> **Text segment**
Teaching and learning how to read is a complex subject, but is also fundamental for education; the majority of the educational strategies depend on students knowing how to read. It would be logical to think that teachers have just the right set of methods to make sure that all students know how to decode and register information through reading. But that is not the case.

Nonetheless, the National Council on Teacher Quality, a Washington, D.C. based think tank, reviewed the syllabi of teacher preparation programs across the country and found that only 39 percent of them appeared to be teaching the components of effective reading instruction.

What is missing from teachers’ knowledge and training to help them teach reading in a better way?

The reading-learning process

Most children can learn how to read if they are taught correctly. The big problem is that schools don’t usually have a good process to teach them, as said by Jodie Frankelli, supervisor of Early Learning in the Bethlehem district.

> **Supplied information**
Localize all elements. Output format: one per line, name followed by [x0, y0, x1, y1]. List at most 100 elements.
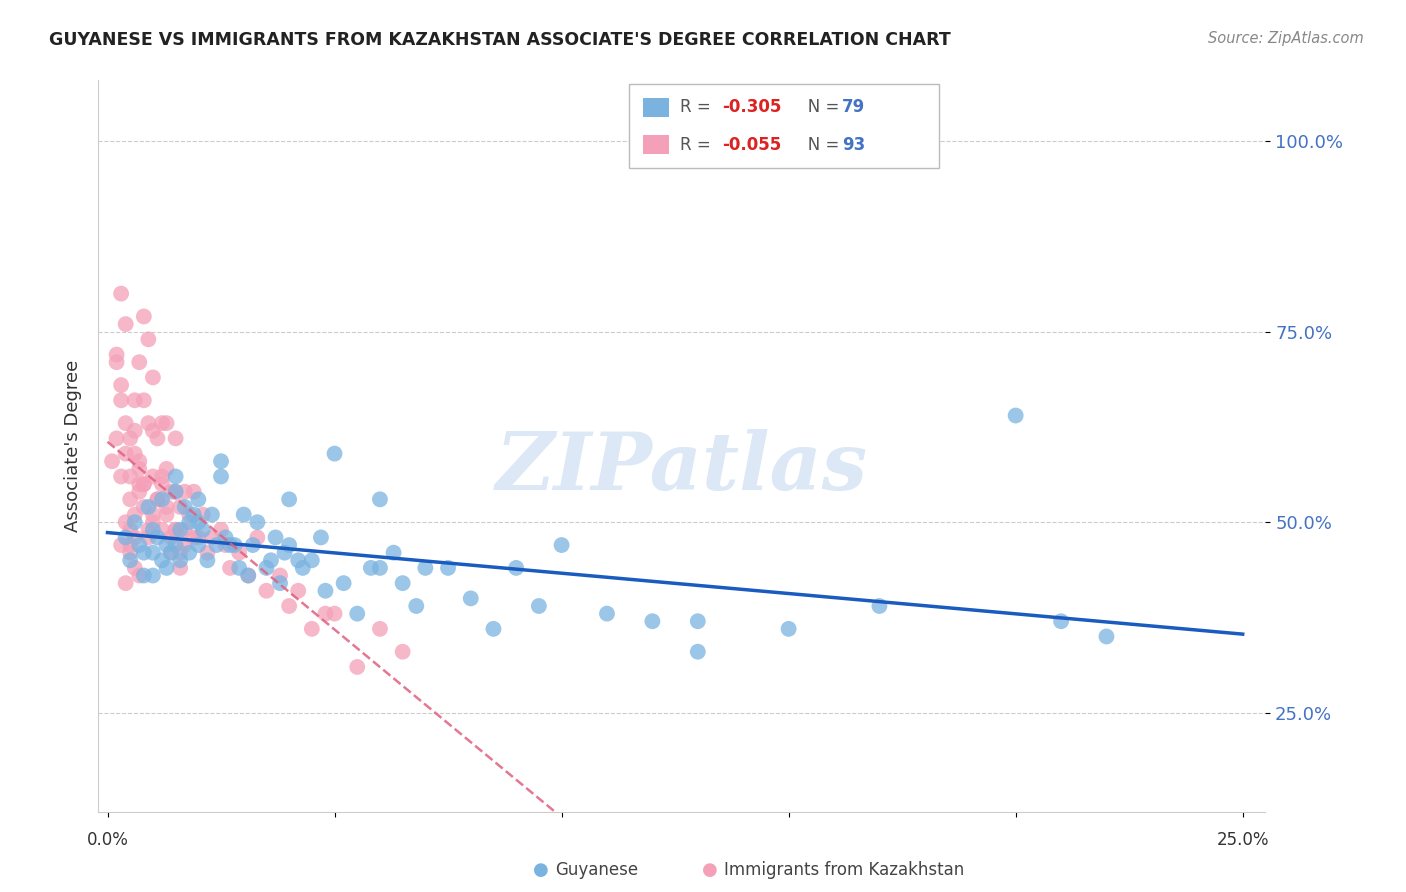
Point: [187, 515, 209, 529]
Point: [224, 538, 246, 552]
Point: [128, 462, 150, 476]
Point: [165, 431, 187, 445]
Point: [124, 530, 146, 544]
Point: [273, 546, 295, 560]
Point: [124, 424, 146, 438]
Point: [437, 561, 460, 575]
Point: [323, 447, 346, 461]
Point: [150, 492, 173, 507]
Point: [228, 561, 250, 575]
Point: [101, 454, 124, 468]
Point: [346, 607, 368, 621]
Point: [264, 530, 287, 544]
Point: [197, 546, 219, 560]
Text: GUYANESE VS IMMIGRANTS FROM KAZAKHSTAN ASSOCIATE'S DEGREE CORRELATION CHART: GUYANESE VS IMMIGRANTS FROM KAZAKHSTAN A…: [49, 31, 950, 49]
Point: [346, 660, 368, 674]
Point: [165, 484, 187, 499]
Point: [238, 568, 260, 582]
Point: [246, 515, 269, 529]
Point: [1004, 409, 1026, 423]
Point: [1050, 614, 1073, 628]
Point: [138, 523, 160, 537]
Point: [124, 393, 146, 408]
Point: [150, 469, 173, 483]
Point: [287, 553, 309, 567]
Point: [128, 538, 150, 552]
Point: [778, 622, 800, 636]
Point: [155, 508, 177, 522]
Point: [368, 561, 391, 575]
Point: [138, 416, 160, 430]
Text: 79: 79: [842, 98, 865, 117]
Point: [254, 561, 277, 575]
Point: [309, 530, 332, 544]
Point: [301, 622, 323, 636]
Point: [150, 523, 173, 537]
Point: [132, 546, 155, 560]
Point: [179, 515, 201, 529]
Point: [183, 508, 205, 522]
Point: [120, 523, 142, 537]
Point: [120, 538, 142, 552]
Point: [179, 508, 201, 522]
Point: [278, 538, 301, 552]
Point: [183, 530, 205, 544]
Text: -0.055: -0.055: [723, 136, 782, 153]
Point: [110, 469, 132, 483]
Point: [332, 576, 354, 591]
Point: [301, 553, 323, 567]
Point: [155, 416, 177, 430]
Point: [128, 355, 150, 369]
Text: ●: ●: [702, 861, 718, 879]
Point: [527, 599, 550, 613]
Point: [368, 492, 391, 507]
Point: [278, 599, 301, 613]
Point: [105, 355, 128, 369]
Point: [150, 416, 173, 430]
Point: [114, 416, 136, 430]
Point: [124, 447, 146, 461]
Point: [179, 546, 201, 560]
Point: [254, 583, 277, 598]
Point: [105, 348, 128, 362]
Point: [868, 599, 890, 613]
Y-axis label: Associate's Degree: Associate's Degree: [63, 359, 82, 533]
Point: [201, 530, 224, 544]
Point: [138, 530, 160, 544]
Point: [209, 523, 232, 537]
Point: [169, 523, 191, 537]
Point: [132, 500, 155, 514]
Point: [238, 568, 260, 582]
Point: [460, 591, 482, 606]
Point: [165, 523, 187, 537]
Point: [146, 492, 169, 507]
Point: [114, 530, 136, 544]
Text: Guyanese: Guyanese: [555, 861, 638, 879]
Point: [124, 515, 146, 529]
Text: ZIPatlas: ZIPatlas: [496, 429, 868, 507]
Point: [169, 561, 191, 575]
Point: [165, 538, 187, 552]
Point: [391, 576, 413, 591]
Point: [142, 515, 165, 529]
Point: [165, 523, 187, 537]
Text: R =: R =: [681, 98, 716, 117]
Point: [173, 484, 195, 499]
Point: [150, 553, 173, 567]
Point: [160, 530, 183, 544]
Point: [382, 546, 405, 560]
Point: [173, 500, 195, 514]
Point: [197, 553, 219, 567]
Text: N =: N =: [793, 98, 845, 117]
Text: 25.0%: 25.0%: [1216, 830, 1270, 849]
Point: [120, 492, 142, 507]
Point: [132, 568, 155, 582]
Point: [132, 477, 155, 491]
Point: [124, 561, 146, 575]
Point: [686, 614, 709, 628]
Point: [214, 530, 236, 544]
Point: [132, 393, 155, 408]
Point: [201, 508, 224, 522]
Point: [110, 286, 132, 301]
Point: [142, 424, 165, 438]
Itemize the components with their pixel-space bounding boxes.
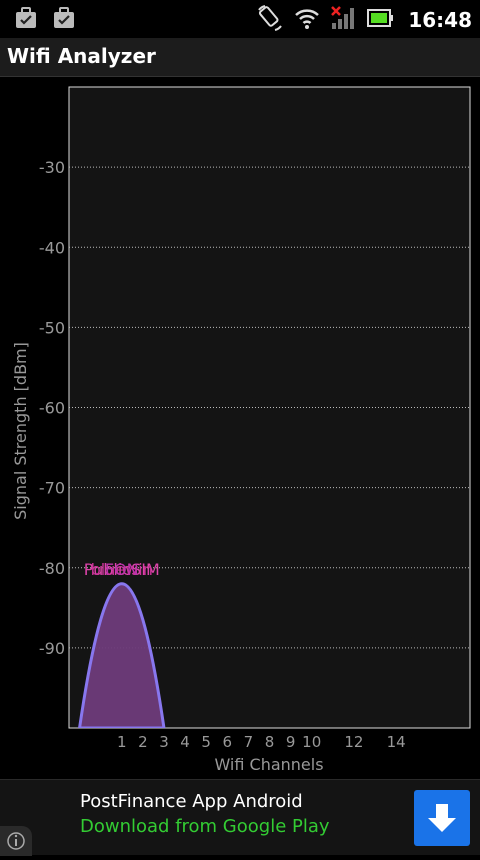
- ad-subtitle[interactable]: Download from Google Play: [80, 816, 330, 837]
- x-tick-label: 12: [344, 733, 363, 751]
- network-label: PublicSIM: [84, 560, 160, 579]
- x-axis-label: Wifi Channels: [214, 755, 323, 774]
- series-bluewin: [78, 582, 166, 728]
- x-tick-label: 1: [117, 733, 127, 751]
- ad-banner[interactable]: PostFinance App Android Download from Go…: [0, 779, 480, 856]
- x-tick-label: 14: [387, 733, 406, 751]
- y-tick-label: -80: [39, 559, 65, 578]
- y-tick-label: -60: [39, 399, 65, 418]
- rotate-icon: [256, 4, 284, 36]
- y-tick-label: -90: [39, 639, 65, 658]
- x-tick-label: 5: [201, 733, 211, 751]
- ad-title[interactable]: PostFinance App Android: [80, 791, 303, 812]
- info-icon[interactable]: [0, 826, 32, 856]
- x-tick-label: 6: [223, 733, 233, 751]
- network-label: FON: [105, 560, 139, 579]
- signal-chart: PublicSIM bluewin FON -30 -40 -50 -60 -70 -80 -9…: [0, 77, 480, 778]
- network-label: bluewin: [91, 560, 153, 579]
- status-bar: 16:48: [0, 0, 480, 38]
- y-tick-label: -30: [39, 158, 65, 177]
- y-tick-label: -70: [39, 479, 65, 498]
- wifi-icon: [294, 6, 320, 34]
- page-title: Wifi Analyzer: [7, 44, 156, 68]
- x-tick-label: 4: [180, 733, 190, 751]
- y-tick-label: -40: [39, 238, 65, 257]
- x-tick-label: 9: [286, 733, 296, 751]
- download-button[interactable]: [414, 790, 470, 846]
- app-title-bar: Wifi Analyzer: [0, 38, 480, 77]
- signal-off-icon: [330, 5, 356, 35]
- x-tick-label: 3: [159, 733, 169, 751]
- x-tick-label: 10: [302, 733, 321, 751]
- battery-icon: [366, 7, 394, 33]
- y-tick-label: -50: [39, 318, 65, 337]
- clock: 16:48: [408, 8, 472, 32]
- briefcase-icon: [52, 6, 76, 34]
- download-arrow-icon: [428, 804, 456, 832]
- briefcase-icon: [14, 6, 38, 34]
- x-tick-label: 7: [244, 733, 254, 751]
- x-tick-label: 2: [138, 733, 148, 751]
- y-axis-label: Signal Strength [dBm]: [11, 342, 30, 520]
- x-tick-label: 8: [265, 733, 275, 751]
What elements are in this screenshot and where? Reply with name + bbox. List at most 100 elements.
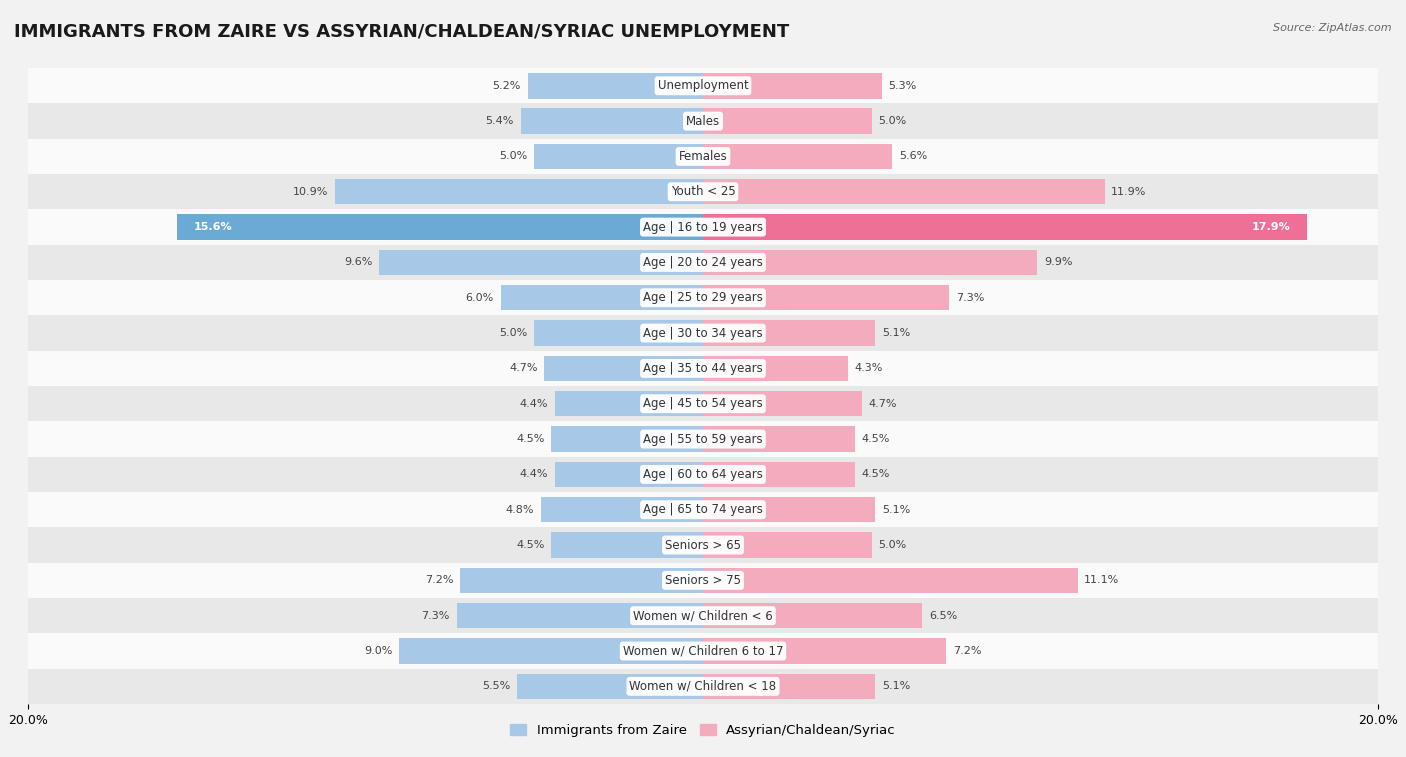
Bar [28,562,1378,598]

> **What you need to do**
**1.** Answer these about the passage on reading instruction:
(a) What percentage of the reviewed teacher preparation syllabi appeared to teach the components of effective reading instruction?
(b) What kind of organization is the National Council on Teacher Quality, and where is it based?
(c) What position does Jodie Frankelli hold?
**2.** Summarize the passage on reading instruction in two sentences.
**3.** Pick up the passage on reading instruction after its final sentence and continue writing it.
The items are separate material, unrelated to the passage on reading instruction.

> **Exercise responses**
**1.**
(a) 39 percent.
(b) It is a think tank based in Washington, D.C.
(c) She is supervisor of Early Learning in the Bethlehem district.

**2.** Reading is fundamental to education, yet a National Council on Teacher Quality review found that only 39 percent of teacher preparation syllabi appeared to teach the components of effective reading instruction. According to Jodie Frankelli, most children can learn to read if taught correctly, but schools usually lack a good process for teaching them.

**3.**
This problem is due to a disconnection between what the scientific community knows about how the brain works while we try to learn to read and how we integrate that knowledge into teaching strategies. “We never looked at brain research. We had never, ever looked at it. Never,” argues Frankelli.

Learning and cognitive science researchers often work in labs hosted or sponsored by universities, but in terms of spaces and logistics, their work develops in complete isolation from the day to day of the teacher in the classroom. This separation is the main reason there haven’t been any breakthroughs in the way we teach and learn to read.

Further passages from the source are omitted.